▸ **Listing**:
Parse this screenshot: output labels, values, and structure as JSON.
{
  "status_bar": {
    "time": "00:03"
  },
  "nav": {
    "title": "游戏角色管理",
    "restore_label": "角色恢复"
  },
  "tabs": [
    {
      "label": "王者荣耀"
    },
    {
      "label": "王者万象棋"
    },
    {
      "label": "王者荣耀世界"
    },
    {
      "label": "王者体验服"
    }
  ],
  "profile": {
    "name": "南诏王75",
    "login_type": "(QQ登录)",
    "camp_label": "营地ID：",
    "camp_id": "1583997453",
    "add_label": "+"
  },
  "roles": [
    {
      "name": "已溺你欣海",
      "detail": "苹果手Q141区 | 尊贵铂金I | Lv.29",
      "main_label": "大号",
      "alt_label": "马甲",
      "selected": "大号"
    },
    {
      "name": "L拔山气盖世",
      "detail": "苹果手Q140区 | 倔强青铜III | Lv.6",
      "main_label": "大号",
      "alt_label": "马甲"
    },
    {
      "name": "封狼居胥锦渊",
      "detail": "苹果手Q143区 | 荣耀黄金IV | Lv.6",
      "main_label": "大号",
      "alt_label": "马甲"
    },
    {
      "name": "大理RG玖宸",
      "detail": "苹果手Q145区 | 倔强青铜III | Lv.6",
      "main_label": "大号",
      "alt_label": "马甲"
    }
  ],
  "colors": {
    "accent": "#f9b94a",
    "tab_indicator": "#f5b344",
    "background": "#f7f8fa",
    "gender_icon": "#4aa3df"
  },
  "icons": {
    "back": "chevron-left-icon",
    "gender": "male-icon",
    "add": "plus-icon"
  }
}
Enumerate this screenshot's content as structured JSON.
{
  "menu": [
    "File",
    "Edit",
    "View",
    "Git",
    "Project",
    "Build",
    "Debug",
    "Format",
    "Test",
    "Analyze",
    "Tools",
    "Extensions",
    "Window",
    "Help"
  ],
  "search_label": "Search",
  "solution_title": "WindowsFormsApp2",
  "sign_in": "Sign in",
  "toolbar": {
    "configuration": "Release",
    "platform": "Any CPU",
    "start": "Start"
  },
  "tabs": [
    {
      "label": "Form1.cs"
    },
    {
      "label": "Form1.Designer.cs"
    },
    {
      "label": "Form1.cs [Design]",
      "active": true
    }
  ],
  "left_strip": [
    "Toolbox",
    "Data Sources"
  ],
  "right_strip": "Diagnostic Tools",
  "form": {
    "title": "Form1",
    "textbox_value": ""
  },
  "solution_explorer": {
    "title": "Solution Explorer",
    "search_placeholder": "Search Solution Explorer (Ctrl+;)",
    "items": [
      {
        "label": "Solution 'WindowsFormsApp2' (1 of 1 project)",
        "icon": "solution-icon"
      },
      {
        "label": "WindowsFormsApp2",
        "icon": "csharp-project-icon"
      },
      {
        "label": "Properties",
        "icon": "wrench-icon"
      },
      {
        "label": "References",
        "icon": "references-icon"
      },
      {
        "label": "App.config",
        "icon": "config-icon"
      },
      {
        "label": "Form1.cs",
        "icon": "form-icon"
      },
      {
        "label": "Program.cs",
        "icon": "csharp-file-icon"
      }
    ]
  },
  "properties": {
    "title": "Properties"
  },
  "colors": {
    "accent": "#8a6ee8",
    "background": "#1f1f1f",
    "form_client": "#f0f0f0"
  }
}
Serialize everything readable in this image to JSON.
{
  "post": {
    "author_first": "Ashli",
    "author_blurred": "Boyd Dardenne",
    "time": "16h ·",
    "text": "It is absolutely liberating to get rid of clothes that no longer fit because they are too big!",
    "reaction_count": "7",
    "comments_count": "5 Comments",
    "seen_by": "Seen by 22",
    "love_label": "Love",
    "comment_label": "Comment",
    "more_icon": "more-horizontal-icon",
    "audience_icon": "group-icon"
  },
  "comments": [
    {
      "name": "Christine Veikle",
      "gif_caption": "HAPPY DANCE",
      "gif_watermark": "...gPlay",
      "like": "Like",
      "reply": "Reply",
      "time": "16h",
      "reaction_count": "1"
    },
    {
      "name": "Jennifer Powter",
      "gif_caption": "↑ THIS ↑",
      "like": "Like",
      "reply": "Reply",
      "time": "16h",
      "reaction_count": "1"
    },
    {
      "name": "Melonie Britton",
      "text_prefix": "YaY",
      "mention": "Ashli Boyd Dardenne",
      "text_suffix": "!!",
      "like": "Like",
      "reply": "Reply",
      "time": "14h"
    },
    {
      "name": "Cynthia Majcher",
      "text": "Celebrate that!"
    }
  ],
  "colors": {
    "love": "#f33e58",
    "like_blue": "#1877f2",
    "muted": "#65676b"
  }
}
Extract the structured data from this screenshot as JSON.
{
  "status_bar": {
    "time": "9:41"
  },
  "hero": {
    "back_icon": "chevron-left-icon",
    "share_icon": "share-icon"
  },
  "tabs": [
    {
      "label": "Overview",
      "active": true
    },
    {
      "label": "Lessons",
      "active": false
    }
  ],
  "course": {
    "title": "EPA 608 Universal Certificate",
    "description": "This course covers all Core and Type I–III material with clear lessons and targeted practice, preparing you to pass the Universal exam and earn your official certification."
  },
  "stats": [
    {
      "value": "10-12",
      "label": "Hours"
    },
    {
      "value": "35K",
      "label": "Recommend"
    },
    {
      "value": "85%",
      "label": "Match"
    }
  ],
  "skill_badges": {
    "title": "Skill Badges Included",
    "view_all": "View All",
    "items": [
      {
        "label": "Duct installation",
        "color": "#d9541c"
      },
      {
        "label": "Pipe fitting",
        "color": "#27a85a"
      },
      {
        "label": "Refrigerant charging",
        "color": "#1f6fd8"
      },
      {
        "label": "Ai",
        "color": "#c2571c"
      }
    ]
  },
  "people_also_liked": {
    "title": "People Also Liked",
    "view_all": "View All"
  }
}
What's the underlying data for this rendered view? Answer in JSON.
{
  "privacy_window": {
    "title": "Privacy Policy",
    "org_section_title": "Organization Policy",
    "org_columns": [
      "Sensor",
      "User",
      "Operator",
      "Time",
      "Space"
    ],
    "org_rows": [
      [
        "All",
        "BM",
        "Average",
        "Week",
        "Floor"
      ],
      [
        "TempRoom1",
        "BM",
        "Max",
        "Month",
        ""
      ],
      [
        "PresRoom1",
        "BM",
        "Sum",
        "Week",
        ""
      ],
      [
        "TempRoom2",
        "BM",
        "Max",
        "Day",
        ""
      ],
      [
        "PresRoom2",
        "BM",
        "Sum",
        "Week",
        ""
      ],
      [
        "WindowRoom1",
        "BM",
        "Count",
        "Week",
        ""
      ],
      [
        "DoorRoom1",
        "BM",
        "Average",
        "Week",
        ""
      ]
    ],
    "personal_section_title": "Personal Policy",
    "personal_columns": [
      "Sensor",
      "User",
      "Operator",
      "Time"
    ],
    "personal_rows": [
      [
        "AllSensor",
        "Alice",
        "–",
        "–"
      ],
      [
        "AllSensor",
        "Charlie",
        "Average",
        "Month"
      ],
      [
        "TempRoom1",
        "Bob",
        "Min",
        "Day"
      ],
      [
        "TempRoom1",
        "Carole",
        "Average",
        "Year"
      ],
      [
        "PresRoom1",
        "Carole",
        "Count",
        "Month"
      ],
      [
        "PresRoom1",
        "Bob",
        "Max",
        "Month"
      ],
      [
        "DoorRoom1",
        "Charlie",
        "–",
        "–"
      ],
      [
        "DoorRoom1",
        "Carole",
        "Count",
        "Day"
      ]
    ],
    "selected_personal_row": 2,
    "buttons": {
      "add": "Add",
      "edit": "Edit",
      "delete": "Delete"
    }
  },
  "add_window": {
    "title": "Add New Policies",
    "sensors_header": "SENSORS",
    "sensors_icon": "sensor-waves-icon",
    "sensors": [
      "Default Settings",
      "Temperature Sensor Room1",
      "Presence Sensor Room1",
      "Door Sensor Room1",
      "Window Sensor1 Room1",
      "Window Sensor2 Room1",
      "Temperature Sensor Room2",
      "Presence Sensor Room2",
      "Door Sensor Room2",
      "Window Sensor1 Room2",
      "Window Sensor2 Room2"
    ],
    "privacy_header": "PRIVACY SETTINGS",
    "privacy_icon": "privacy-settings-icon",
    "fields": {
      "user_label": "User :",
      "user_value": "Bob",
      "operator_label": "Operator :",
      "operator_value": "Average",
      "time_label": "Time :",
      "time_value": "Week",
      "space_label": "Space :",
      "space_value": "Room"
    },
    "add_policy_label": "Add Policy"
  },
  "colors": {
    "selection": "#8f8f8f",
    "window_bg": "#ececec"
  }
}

▸ **The request**:
What is the number of lines in the records that contain the word "structured"? Answer with the number and nothing else.

▸ **Answer for this exercise**:
2